» **Material provided**
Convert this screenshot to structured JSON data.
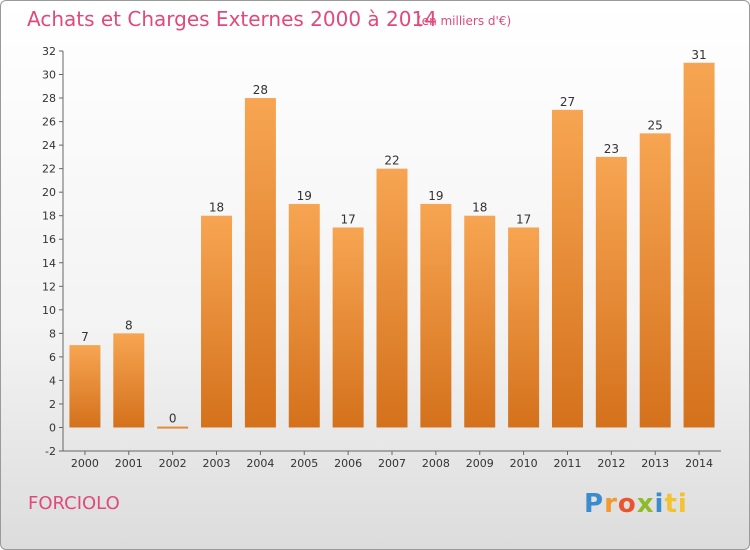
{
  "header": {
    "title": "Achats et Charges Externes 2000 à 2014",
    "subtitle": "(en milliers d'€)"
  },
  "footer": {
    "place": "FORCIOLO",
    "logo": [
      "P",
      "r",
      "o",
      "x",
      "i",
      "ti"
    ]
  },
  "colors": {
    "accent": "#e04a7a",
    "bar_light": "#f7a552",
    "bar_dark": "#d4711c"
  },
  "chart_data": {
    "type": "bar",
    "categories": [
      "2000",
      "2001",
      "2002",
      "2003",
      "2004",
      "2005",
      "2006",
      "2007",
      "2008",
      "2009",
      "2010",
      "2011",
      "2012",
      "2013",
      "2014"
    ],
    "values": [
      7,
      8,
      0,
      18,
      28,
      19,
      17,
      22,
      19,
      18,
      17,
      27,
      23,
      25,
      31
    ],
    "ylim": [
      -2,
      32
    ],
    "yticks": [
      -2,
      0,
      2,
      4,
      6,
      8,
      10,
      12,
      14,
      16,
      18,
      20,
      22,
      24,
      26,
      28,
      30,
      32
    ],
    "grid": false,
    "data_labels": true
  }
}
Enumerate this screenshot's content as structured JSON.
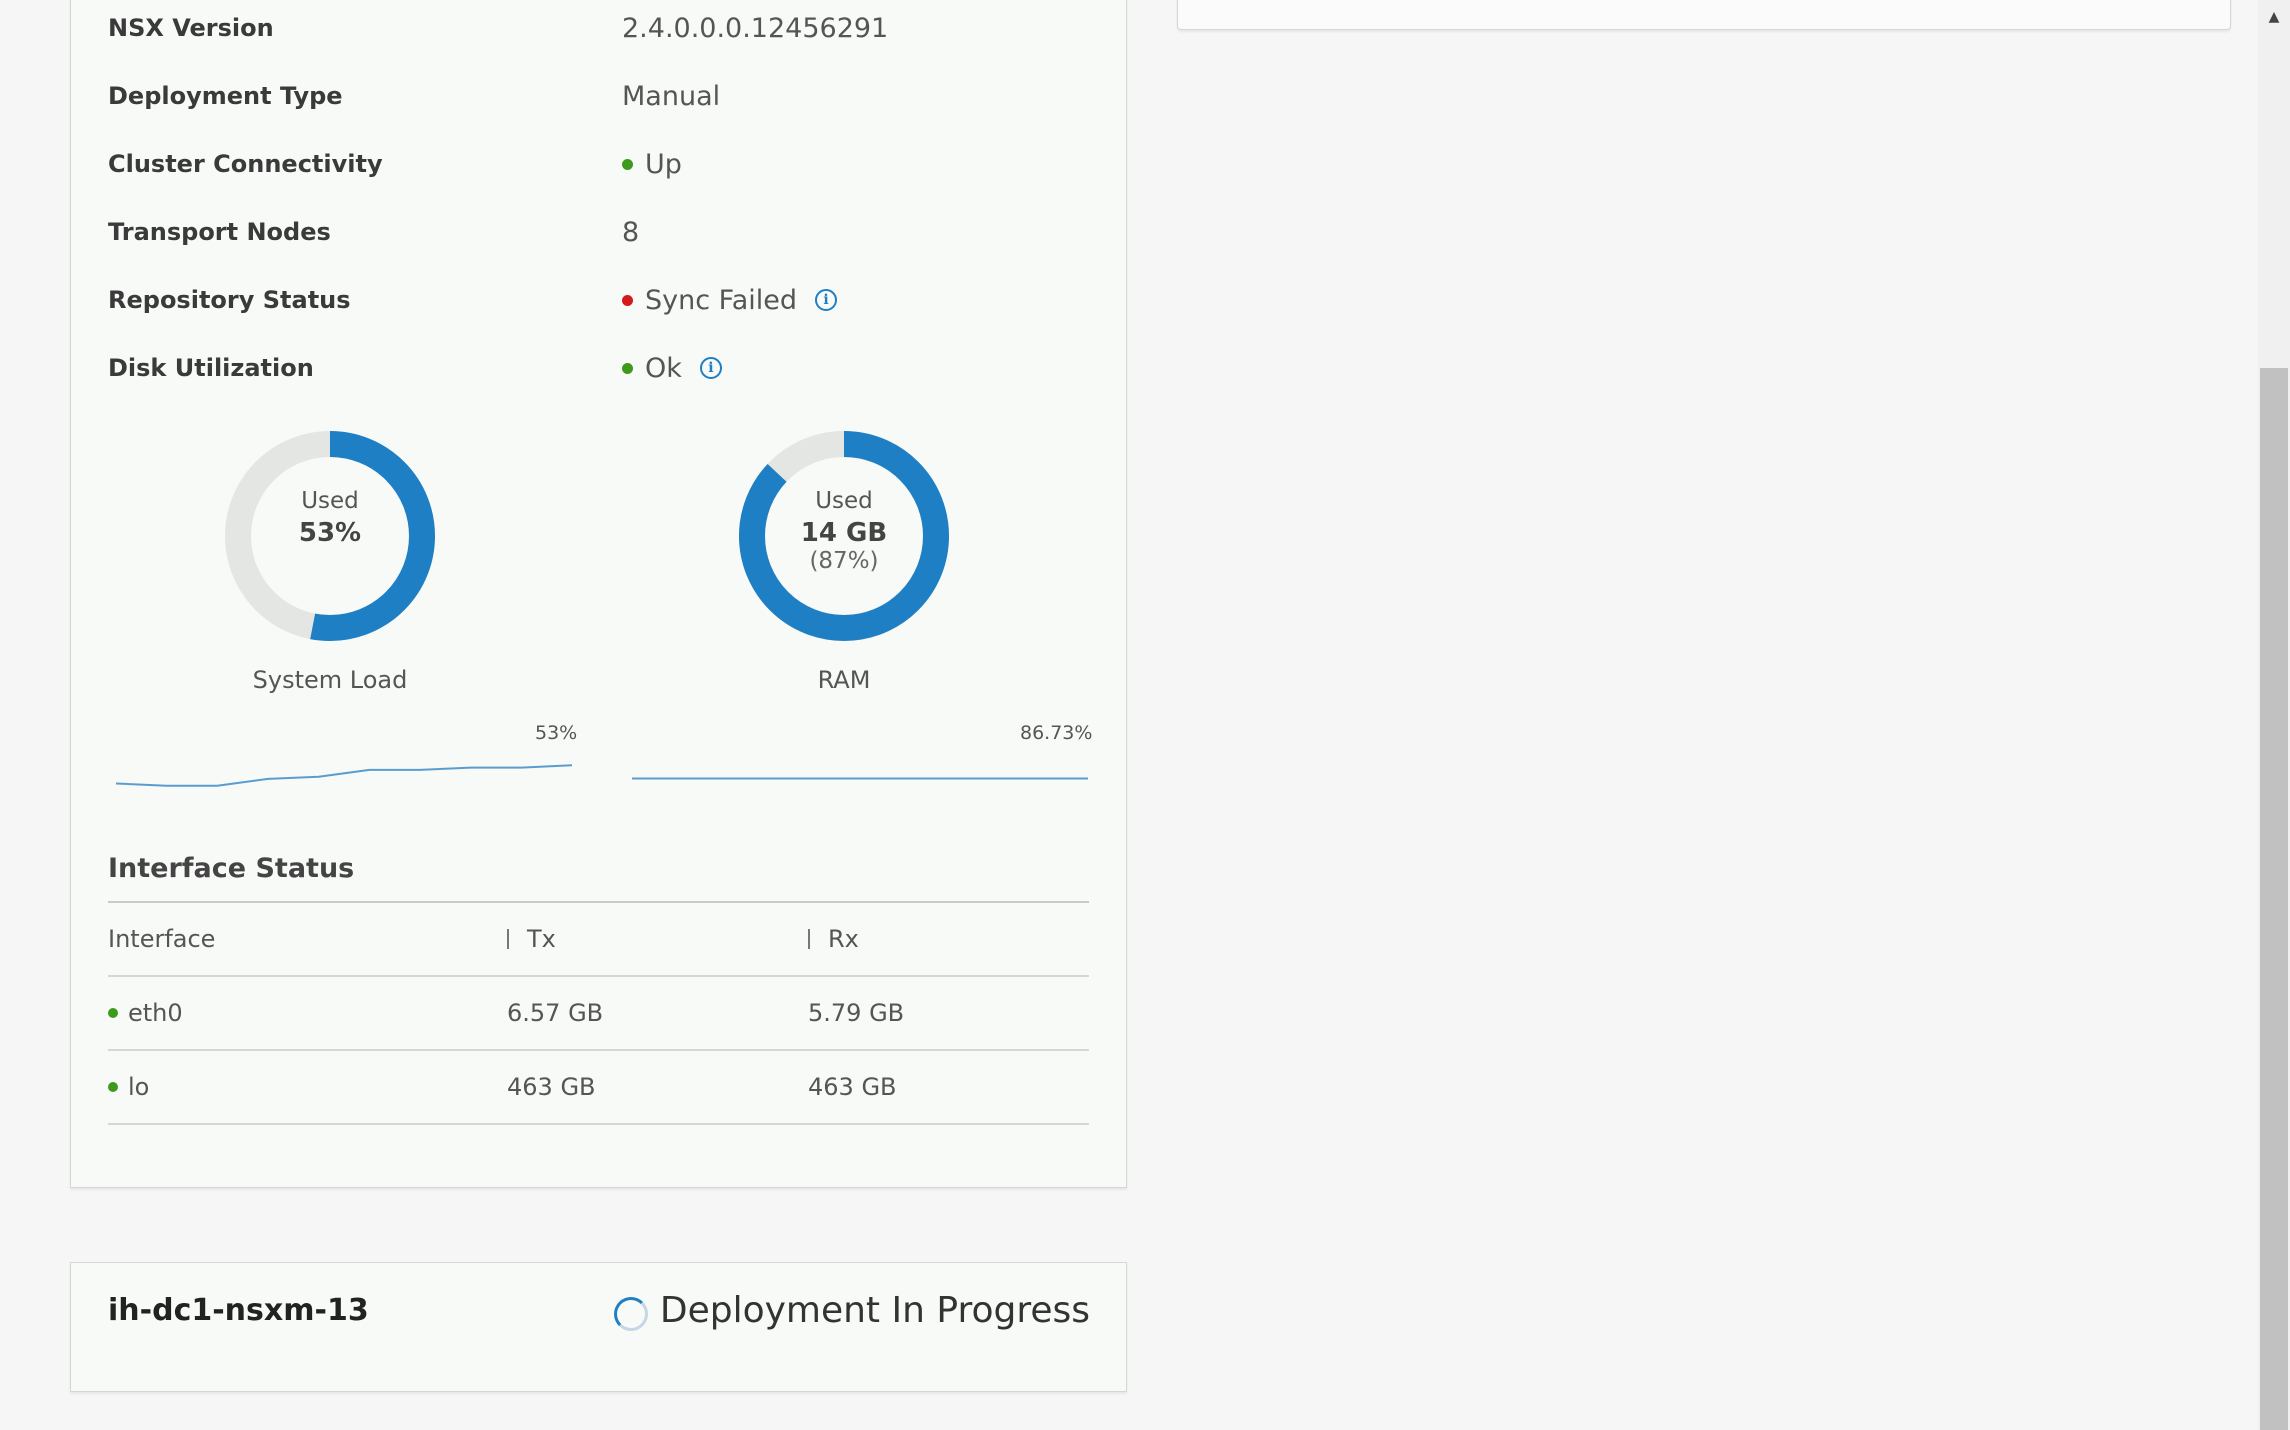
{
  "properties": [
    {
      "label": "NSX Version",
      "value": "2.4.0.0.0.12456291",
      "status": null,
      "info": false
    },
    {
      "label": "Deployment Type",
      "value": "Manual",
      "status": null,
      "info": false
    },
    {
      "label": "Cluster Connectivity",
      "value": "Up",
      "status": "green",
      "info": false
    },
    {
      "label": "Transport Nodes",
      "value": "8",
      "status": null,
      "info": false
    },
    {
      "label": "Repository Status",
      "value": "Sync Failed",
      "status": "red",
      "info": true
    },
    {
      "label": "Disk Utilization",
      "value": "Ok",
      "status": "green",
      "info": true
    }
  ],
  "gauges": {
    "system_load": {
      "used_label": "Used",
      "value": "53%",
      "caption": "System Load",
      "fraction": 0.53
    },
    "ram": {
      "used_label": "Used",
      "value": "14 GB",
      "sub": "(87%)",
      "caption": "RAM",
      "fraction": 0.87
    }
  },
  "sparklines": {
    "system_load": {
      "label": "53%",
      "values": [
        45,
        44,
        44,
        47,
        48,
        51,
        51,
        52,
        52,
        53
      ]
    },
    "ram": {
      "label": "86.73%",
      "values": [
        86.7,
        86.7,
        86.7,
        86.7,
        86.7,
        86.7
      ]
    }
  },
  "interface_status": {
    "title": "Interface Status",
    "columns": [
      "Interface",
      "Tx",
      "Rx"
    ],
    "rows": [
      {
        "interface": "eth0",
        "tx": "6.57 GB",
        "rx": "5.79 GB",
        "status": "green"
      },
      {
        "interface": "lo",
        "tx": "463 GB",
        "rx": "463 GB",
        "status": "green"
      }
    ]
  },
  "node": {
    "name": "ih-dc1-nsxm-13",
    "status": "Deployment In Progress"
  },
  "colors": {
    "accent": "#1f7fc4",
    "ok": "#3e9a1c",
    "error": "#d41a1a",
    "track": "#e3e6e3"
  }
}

» **The exercise**
Restate the data above word for word. Skip every picture.

» **Complete answer**
Convert this screenshot to structured JSON data.
{
  "header": {
    "title": "Achats et Charges Externes 2000 à 2014",
    "subtitle": "(en milliers d'€)"
  },
  "footer": {
    "place": "FORCIOLO",
    "logo": [
      "P",
      "r",
      "o",
      "x",
      "i",
      "ti"
    ]
  },
  "colors": {
    "accent": "#e04a7a",
    "bar_light": "#f7a552",
    "bar_dark": "#d4711c"
  },
  "chart_data": {
    "type": "bar",
    "categories": [
      "2000",
      "2001",
      "2002",
      "2003",
      "2004",
      "2005",
      "2006",
      "2007",
      "2008",
      "2009",
      "2010",
      "2011",
      "2012",
      "2013",
      "2014"
    ],
    "values": [
      7,
      8,
      0,
      18,
      28,
      19,
      17,
      22,
      19,
      18,
      17,
      27,
      23,
      25,
      31
    ],
    "ylim": [
      -2,
      32
    ],
    "yticks": [
      -2,
      0,
      2,
      4,
      6,
      8,
      10,
      12,
      14,
      16,
      18,
      20,
      22,
      24,
      26,
      28,
      30,
      32
    ],
    "grid": false,
    "data_labels": true
  }
}
Enumerate this screenshot's content as structured JSON.
{
  "properties": [
    {
      "label": "NSX Version",
      "value": "2.4.0.0.0.12456291",
      "status": null,
      "info": false
    },
    {
      "label": "Deployment Type",
      "value": "Manual",
      "status": null,
      "info": false
    },
    {
      "label": "Cluster Connectivity",
      "value": "Up",
      "status": "green",
      "info": false
    },
    {
      "label": "Transport Nodes",
      "value": "8",
      "status": null,
      "info": false
    },
    {
      "label": "Repository Status",
      "value": "Sync Failed",
      "status": "red",
      "info": true
    },
    {
      "label": "Disk Utilization",
      "value": "Ok",
      "status": "green",
      "info": true
    }
  ],
  "gauges": {
    "system_load": {
      "used_label": "Used",
      "value": "53%",
      "caption": "System Load",
      "fraction": 0.53
    },
    "ram": {
      "used_label": "Used",
      "value": "14 GB",
      "sub": "(87%)",
      "caption": "RAM",
      "fraction": 0.87
    }
  },
  "sparklines": {
    "system_load": {
      "label": "53%",
      "values": [
        45,
        44,
        44,
        47,
        48,
        51,
        51,
        52,
        52,
        53
      ]
    },
    "ram": {
      "label": "86.73%",
      "values": [
        86.7,
        86.7,
        86.7,
        86.7,
        86.7,
        86.7
      ]
    }
  },
  "interface_status": {
    "title": "Interface Status",
    "columns": [
      "Interface",
      "Tx",
      "Rx"
    ],
    "rows": [
      {
        "interface": "eth0",
        "tx": "6.57 GB",
        "rx": "5.79 GB",
        "status": "green"
      },
      {
        "interface": "lo",
        "tx": "463 GB",
        "rx": "463 GB",
        "status": "green"
      }
    ]
  },
  "node": {
    "name": "ih-dc1-nsxm-13",
    "status": "Deployment In Progress"
  },
  "colors": {
    "accent": "#1f7fc4",
    "ok": "#3e9a1c",
    "error": "#d41a1a",
    "track": "#e3e6e3"
  }
}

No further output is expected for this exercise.